* start *

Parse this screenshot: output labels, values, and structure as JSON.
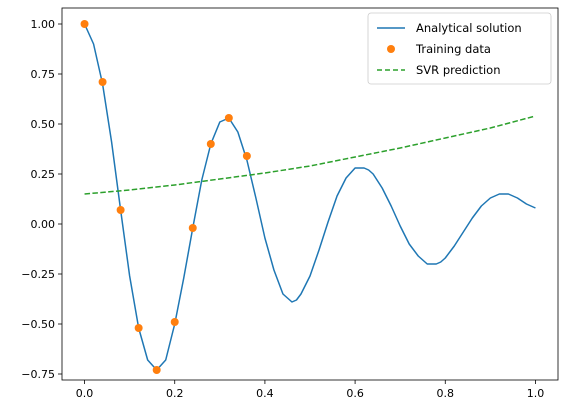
{
  "chart_data": {
    "type": "line",
    "title": "",
    "xlabel": "",
    "ylabel": "",
    "xlim": [
      -0.05,
      1.05
    ],
    "ylim": [
      -0.78,
      1.08
    ],
    "grid": false,
    "legend_position": "top-right",
    "x_ticks": [
      {
        "value": 0.0,
        "label": "0.0"
      },
      {
        "value": 0.2,
        "label": "0.2"
      },
      {
        "value": 0.4,
        "label": "0.4"
      },
      {
        "value": 0.6,
        "label": "0.6"
      },
      {
        "value": 0.8,
        "label": "0.8"
      },
      {
        "value": 1.0,
        "label": "1.0"
      }
    ],
    "y_ticks": [
      {
        "value": -0.75,
        "label": "−0.75"
      },
      {
        "value": -0.5,
        "label": "−0.50"
      },
      {
        "value": -0.25,
        "label": "−0.25"
      },
      {
        "value": 0.0,
        "label": "0.00"
      },
      {
        "value": 0.25,
        "label": "0.25"
      },
      {
        "value": 0.5,
        "label": "0.50"
      },
      {
        "value": 0.75,
        "label": "0.75"
      },
      {
        "value": 1.0,
        "label": "1.00"
      }
    ],
    "series": [
      {
        "name": "Analytical solution",
        "kind": "line",
        "color": "#1f77b4",
        "x": [
          0.0,
          0.02,
          0.04,
          0.06,
          0.08,
          0.1,
          0.12,
          0.14,
          0.16,
          0.18,
          0.2,
          0.22,
          0.24,
          0.26,
          0.28,
          0.3,
          0.32,
          0.34,
          0.36,
          0.38,
          0.4,
          0.42,
          0.44,
          0.46,
          0.47,
          0.48,
          0.5,
          0.52,
          0.54,
          0.56,
          0.58,
          0.6,
          0.62,
          0.63,
          0.64,
          0.66,
          0.68,
          0.7,
          0.72,
          0.74,
          0.76,
          0.78,
          0.79,
          0.8,
          0.82,
          0.84,
          0.86,
          0.88,
          0.9,
          0.92,
          0.94,
          0.95,
          0.96,
          0.98,
          1.0
        ],
        "y": [
          1.0,
          0.9,
          0.7,
          0.41,
          0.07,
          -0.26,
          -0.52,
          -0.68,
          -0.73,
          -0.68,
          -0.5,
          -0.27,
          -0.02,
          0.22,
          0.4,
          0.51,
          0.53,
          0.46,
          0.32,
          0.13,
          -0.07,
          -0.23,
          -0.35,
          -0.39,
          -0.38,
          -0.35,
          -0.26,
          -0.13,
          0.01,
          0.14,
          0.23,
          0.28,
          0.28,
          0.27,
          0.25,
          0.18,
          0.09,
          -0.01,
          -0.1,
          -0.16,
          -0.2,
          -0.2,
          -0.19,
          -0.17,
          -0.11,
          -0.04,
          0.03,
          0.09,
          0.13,
          0.15,
          0.15,
          0.14,
          0.13,
          0.1,
          0.08
        ]
      },
      {
        "name": "Training data",
        "kind": "scatter",
        "color": "#ff7f0e",
        "x": [
          0.0,
          0.04,
          0.08,
          0.12,
          0.16,
          0.2,
          0.24,
          0.28,
          0.32,
          0.36
        ],
        "y": [
          1.0,
          0.71,
          0.07,
          -0.52,
          -0.73,
          -0.49,
          -0.02,
          0.4,
          0.53,
          0.34
        ]
      },
      {
        "name": "SVR prediction",
        "kind": "dashed-line",
        "color": "#2ca02c",
        "x": [
          0.0,
          0.1,
          0.2,
          0.3,
          0.4,
          0.5,
          0.6,
          0.7,
          0.8,
          0.9,
          1.0
        ],
        "y": [
          0.15,
          0.17,
          0.195,
          0.225,
          0.255,
          0.29,
          0.335,
          0.38,
          0.43,
          0.48,
          0.54
        ]
      }
    ]
  }
}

* end *

» EXERCISE INSTRUCTIONS: The listing above needs to be output again exactly. Don't include the pictures.

» SOLUTION TO THE EXERCISE:
Parse this screenshot: output labels, values, and structure as JSON.
{
  "chart_data": {
    "type": "line",
    "title": "",
    "xlabel": "",
    "ylabel": "",
    "xlim": [
      -0.05,
      1.05
    ],
    "ylim": [
      -0.78,
      1.08
    ],
    "grid": false,
    "legend_position": "top-right",
    "x_ticks": [
      {
        "value": 0.0,
        "label": "0.0"
      },
      {
        "value": 0.2,
        "label": "0.2"
      },
      {
        "value": 0.4,
        "label": "0.4"
      },
      {
        "value": 0.6,
        "label": "0.6"
      },
      {
        "value": 0.8,
        "label": "0.8"
      },
      {
        "value": 1.0,
        "label": "1.0"
      }
    ],
    "y_ticks": [
      {
        "value": -0.75,
        "label": "−0.75"
      },
      {
        "value": -0.5,
        "label": "−0.50"
      },
      {
        "value": -0.25,
        "label": "−0.25"
      },
      {
        "value": 0.0,
        "label": "0.00"
      },
      {
        "value": 0.25,
        "label": "0.25"
      },
      {
        "value": 0.5,
        "label": "0.50"
      },
      {
        "value": 0.75,
        "label": "0.75"
      },
      {
        "value": 1.0,
        "label": "1.00"
      }
    ],
    "series": [
      {
        "name": "Analytical solution",
        "kind": "line",
        "color": "#1f77b4",
        "x": [
          0.0,
          0.02,
          0.04,
          0.06,
          0.08,
          0.1,
          0.12,
          0.14,
          0.16,
          0.18,
          0.2,
          0.22,
          0.24,
          0.26,
          0.28,
          0.3,
          0.32,
          0.34,
          0.36,
          0.38,
          0.4,
          0.42,
          0.44,
          0.46,
          0.47,
          0.48,
          0.5,
          0.52,
          0.54,
          0.56,
          0.58,
          0.6,
          0.62,
          0.63,
          0.64,
          0.66,
          0.68,
          0.7,
          0.72,
          0.74,
          0.76,
          0.78,
          0.79,
          0.8,
          0.82,
          0.84,
          0.86,
          0.88,
          0.9,
          0.92,
          0.94,
          0.95,
          0.96,
          0.98,
          1.0
        ],
        "y": [
          1.0,
          0.9,
          0.7,
          0.41,
          0.07,
          -0.26,
          -0.52,
          -0.68,
          -0.73,
          -0.68,
          -0.5,
          -0.27,
          -0.02,
          0.22,
          0.4,
          0.51,
          0.53,
          0.46,
          0.32,
          0.13,
          -0.07,
          -0.23,
          -0.35,
          -0.39,
          -0.38,
          -0.35,
          -0.26,
          -0.13,
          0.01,
          0.14,
          0.23,
          0.28,
          0.28,
          0.27,
          0.25,
          0.18,
          0.09,
          -0.01,
          -0.1,
          -0.16,
          -0.2,
          -0.2,
          -0.19,
          -0.17,
          -0.11,
          -0.04,
          0.03,
          0.09,
          0.13,
          0.15,
          0.15,
          0.14,
          0.13,
          0.1,
          0.08
        ]
      },
      {
        "name": "Training data",
        "kind": "scatter",
        "color": "#ff7f0e",
        "x": [
          0.0,
          0.04,
          0.08,
          0.12,
          0.16,
          0.2,
          0.24,
          0.28,
          0.32,
          0.36
        ],
        "y": [
          1.0,
          0.71,
          0.07,
          -0.52,
          -0.73,
          -0.49,
          -0.02,
          0.4,
          0.53,
          0.34
        ]
      },
      {
        "name": "SVR prediction",
        "kind": "dashed-line",
        "color": "#2ca02c",
        "x": [
          0.0,
          0.1,
          0.2,
          0.3,
          0.4,
          0.5,
          0.6,
          0.7,
          0.8,
          0.9,
          1.0
        ],
        "y": [
          0.15,
          0.17,
          0.195,
          0.225,
          0.255,
          0.29,
          0.335,
          0.38,
          0.43,
          0.48,
          0.54
        ]
      }
    ]
  }
}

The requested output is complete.